STATED TASK | Look for the string "label" and copy every line that has it.

-*-

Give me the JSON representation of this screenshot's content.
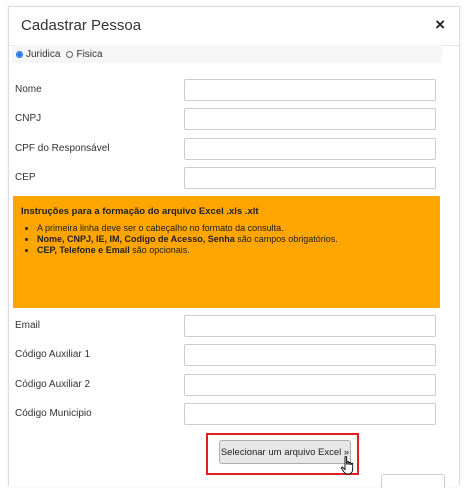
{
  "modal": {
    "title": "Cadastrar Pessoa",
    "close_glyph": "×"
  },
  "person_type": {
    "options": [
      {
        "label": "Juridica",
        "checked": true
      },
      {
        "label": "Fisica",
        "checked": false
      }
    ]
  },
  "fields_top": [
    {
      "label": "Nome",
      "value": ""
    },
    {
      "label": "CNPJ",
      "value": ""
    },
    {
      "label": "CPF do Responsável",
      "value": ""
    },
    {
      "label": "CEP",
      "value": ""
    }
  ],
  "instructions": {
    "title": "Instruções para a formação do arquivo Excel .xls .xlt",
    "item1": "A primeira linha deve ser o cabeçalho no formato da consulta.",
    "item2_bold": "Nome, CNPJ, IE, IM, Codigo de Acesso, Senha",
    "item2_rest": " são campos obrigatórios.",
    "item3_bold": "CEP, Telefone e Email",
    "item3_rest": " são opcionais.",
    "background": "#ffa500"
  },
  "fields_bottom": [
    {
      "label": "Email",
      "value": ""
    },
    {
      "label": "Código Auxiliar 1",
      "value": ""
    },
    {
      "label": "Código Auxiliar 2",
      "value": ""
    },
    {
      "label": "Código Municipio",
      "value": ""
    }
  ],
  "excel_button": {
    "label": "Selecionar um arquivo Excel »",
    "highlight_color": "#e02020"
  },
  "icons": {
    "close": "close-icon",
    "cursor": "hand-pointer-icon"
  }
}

-*-

THE REPLY |
        "label": "Juridica",
        "label": "Fisica",
      "label": "Nome",
      "label": "CNPJ",
      "label": "CPF do Responsável",
      "label": "CEP",
      "label": "Email",
      "label": "Código Auxiliar 1",
      "label": "Código Auxiliar 2",
      "label": "Código Municipio",
    "label": "Selecionar um arquivo Excel »",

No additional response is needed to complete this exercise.